* The problem
Every line with the string "agit" should be gathered.

* Task inputs
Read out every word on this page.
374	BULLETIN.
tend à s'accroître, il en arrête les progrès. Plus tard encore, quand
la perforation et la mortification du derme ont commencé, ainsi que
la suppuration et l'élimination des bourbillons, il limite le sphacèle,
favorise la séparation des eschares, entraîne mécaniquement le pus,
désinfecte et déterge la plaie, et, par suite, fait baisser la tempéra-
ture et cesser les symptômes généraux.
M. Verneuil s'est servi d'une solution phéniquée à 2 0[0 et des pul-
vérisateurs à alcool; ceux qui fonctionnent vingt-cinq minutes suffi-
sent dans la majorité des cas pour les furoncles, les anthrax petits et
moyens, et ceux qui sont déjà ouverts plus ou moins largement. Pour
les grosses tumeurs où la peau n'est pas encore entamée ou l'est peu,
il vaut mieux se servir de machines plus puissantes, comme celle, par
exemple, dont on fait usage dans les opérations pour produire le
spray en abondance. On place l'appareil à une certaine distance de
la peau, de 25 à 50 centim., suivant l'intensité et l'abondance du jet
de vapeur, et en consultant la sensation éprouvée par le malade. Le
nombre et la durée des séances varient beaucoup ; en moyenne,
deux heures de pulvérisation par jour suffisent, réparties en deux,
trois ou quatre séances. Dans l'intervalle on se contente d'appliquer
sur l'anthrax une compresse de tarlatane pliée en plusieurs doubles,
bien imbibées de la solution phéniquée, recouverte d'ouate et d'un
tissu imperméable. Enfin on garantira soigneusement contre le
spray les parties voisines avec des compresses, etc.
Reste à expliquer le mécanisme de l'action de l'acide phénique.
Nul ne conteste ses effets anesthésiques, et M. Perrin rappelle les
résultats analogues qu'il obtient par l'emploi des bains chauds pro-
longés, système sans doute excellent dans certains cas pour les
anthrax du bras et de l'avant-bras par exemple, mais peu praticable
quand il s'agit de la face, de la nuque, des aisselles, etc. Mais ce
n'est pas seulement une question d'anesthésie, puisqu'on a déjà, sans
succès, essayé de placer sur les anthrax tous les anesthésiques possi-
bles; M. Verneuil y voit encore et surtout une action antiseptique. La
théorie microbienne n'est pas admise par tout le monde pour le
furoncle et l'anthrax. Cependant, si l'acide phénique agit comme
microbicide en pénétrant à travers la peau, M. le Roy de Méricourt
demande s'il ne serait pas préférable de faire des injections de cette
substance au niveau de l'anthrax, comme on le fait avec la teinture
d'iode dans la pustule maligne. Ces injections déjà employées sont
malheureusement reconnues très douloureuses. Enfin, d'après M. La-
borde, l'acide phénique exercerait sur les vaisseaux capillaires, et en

* Reply
quand il s'agit de la face, de la nuque, des aisselles, etc. Mais ce
furoncle et l'anthrax. Cependant, si l'acide phénique agit comme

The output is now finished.